* [Short task] Below are the records; collect from them each line containing the string "vline".

[start]

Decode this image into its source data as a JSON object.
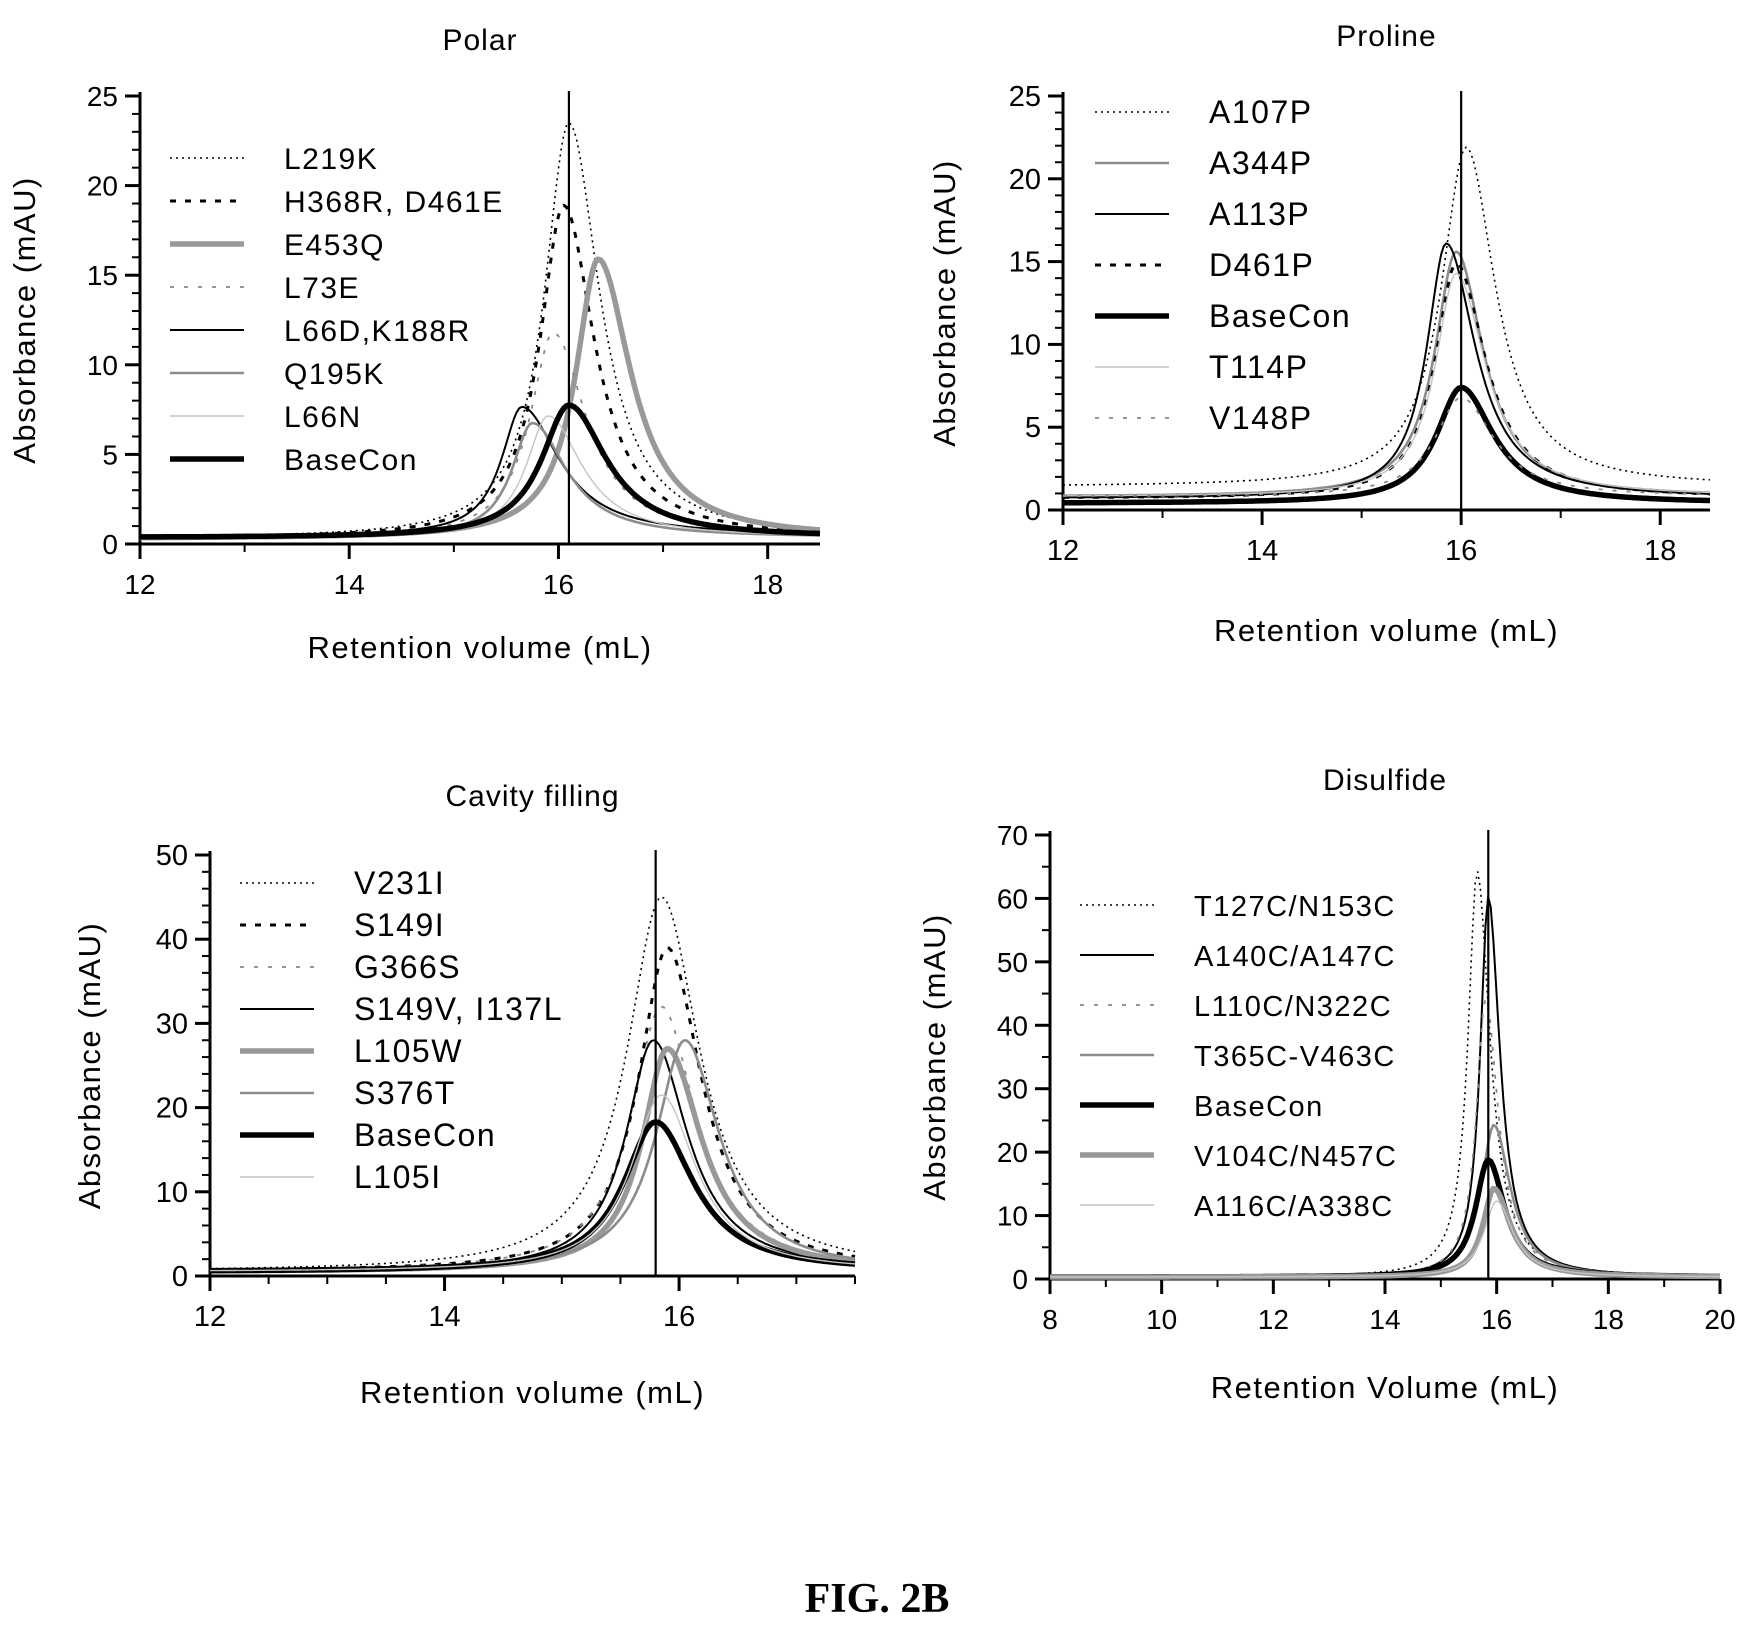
{
  "figure_caption": "FIG. 2B",
  "chart_data": [
    {
      "type": "line",
      "title": "Polar",
      "xlabel": "Retention  volume (mL)",
      "ylabel": "Absorbance  (mAU)",
      "xlim": [
        12,
        18.5
      ],
      "ylim": [
        0,
        25
      ],
      "xticks": [
        12,
        14,
        16,
        18
      ],
      "yticks": [
        0,
        5,
        10,
        15,
        20,
        25
      ],
      "x_minor_step": 1,
      "y_minor_step": 1,
      "vline": 16.1,
      "legend_position": "top-left",
      "series": [
        {
          "name": "L219K",
          "style": "dotted",
          "baseline": 0.3,
          "height": 23.2,
          "center": 16.1,
          "width_left": 0.36,
          "width_right": 0.45
        },
        {
          "name": "H368R, D461E",
          "style": "dashed",
          "baseline": 0.3,
          "height": 18.6,
          "center": 16.05,
          "width_left": 0.35,
          "width_right": 0.45
        },
        {
          "name": "E453Q",
          "style": "thick-gray",
          "baseline": 0.3,
          "height": 15.6,
          "center": 16.38,
          "width_left": 0.33,
          "width_right": 0.48
        },
        {
          "name": "L73E",
          "style": "gray-dashed",
          "baseline": 0.3,
          "height": 11.5,
          "center": 15.95,
          "width_left": 0.34,
          "width_right": 0.48
        },
        {
          "name": "L66D,K188R",
          "style": "solid",
          "baseline": 0.45,
          "height": 7.2,
          "center": 15.65,
          "width_left": 0.3,
          "width_right": 0.55
        },
        {
          "name": "Q195K",
          "style": "gray",
          "baseline": 0.35,
          "height": 6.4,
          "center": 15.75,
          "width_left": 0.3,
          "width_right": 0.5
        },
        {
          "name": "L66N",
          "style": "light",
          "baseline": 0.35,
          "height": 6.8,
          "center": 15.9,
          "width_left": 0.32,
          "width_right": 0.5
        },
        {
          "name": "BaseCon",
          "style": "thick-black",
          "baseline": 0.35,
          "height": 7.4,
          "center": 16.1,
          "width_left": 0.4,
          "width_right": 0.55
        }
      ]
    },
    {
      "type": "line",
      "title": "Proline",
      "xlabel": "Retention  volume (mL)",
      "ylabel": "Absorbance  (mAU)",
      "xlim": [
        12,
        18.5
      ],
      "ylim": [
        0,
        25
      ],
      "xticks": [
        12,
        14,
        16,
        18
      ],
      "yticks": [
        0,
        5,
        10,
        15,
        20,
        25
      ],
      "x_minor_step": 1,
      "y_minor_step": 1,
      "vline": 16.0,
      "legend_position": "top-left",
      "series": [
        {
          "name": "A107P",
          "style": "dotted",
          "baseline": 1.4,
          "height": 20.5,
          "center": 16.05,
          "width_left": 0.38,
          "width_right": 0.45
        },
        {
          "name": "A344P",
          "style": "gray",
          "baseline": 0.8,
          "height": 14.8,
          "center": 15.95,
          "width_left": 0.33,
          "width_right": 0.42
        },
        {
          "name": "A113P",
          "style": "solid",
          "baseline": 0.7,
          "height": 15.4,
          "center": 15.85,
          "width_left": 0.3,
          "width_right": 0.45
        },
        {
          "name": "D461P",
          "style": "dashed",
          "baseline": 0.7,
          "height": 14.2,
          "center": 15.95,
          "width_left": 0.32,
          "width_right": 0.45
        },
        {
          "name": "BaseCon",
          "style": "thick-black",
          "baseline": 0.4,
          "height": 7.0,
          "center": 16.0,
          "width_left": 0.38,
          "width_right": 0.5
        },
        {
          "name": "T114P",
          "style": "light",
          "baseline": 0.8,
          "height": 13.5,
          "center": 15.95,
          "width_left": 0.32,
          "width_right": 0.45
        },
        {
          "name": "V148P",
          "style": "gray-dashed",
          "baseline": 0.8,
          "height": 6.0,
          "center": 16.0,
          "width_left": 0.4,
          "width_right": 0.5
        }
      ]
    },
    {
      "type": "line",
      "title": "Cavity filling",
      "xlabel": "Retention  volume (mL)",
      "ylabel": "Absorbance  (mAU)",
      "xlim": [
        12,
        17.5
      ],
      "ylim": [
        0,
        50
      ],
      "xticks": [
        12,
        14,
        16
      ],
      "yticks": [
        0,
        10,
        20,
        30,
        40,
        50
      ],
      "x_minor_step": 0.5,
      "y_minor_step": 2,
      "vline": 15.8,
      "legend_position": "top-left",
      "series": [
        {
          "name": "V231I",
          "style": "dotted",
          "baseline": 0.5,
          "height": 44.5,
          "center": 15.85,
          "width_left": 0.45,
          "width_right": 0.5
        },
        {
          "name": "S149I",
          "style": "dashed",
          "baseline": 0.5,
          "height": 38.5,
          "center": 15.9,
          "width_left": 0.38,
          "width_right": 0.45
        },
        {
          "name": "G366S",
          "style": "gray-dashed",
          "baseline": 0.5,
          "height": 31.5,
          "center": 15.85,
          "width_left": 0.4,
          "width_right": 0.45
        },
        {
          "name": "S149V, I137L",
          "style": "solid",
          "baseline": 0.5,
          "height": 27.5,
          "center": 15.78,
          "width_left": 0.36,
          "width_right": 0.45
        },
        {
          "name": "L105W",
          "style": "thick-gray",
          "baseline": 0.5,
          "height": 26.5,
          "center": 15.9,
          "width_left": 0.33,
          "width_right": 0.45
        },
        {
          "name": "S376T",
          "style": "gray",
          "baseline": 0.5,
          "height": 27.5,
          "center": 16.05,
          "width_left": 0.38,
          "width_right": 0.45
        },
        {
          "name": "BaseCon",
          "style": "thick-black",
          "baseline": 0.5,
          "height": 17.8,
          "center": 15.8,
          "width_left": 0.42,
          "width_right": 0.5
        },
        {
          "name": "L105I",
          "style": "light",
          "baseline": 0.5,
          "height": 21.0,
          "center": 15.85,
          "width_left": 0.4,
          "width_right": 0.45
        }
      ]
    },
    {
      "type": "line",
      "title": "Disulfide",
      "xlabel": "Retention Volume (mL)",
      "ylabel": "Absorbance  (mAU)",
      "xlim": [
        8,
        20
      ],
      "ylim": [
        0,
        70
      ],
      "xticks": [
        8,
        10,
        12,
        14,
        16,
        18,
        20
      ],
      "yticks": [
        0,
        10,
        20,
        30,
        40,
        50,
        60,
        70
      ],
      "x_minor_step": 1,
      "y_minor_step": 5,
      "vline": 15.85,
      "legend_position": "top-left",
      "series": [
        {
          "name": "T127C/N153C",
          "style": "dotted",
          "baseline": 0.3,
          "height": 64.0,
          "center": 15.65,
          "width_left": 0.25,
          "width_right": 0.35
        },
        {
          "name": "A140C/A147C",
          "style": "solid",
          "baseline": 0.3,
          "height": 60.0,
          "center": 15.85,
          "width_left": 0.22,
          "width_right": 0.32
        },
        {
          "name": "L110C/N322C",
          "style": "gray-dashed",
          "baseline": 0.3,
          "height": 44.0,
          "center": 15.8,
          "width_left": 0.25,
          "width_right": 0.35
        },
        {
          "name": "T365C-V463C",
          "style": "gray",
          "baseline": 0.3,
          "height": 24.0,
          "center": 15.95,
          "width_left": 0.35,
          "width_right": 0.45
        },
        {
          "name": "BaseCon",
          "style": "thick-black",
          "baseline": 0.3,
          "height": 18.5,
          "center": 15.85,
          "width_left": 0.35,
          "width_right": 0.45
        },
        {
          "name": " V104C/N457C",
          "style": "thick-gray",
          "baseline": 0.3,
          "height": 14.0,
          "center": 15.95,
          "width_left": 0.3,
          "width_right": 0.45
        },
        {
          "name": "A116C/A338C",
          "style": "light",
          "baseline": 0.3,
          "height": 12.0,
          "center": 16.0,
          "width_left": 0.35,
          "width_right": 0.45
        }
      ]
    }
  ]
}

[end]

* [Solution for this exercise]
      "vline": 16.1,
      "vline": 16.0,
      "vline": 15.8,
      "vline": 15.85,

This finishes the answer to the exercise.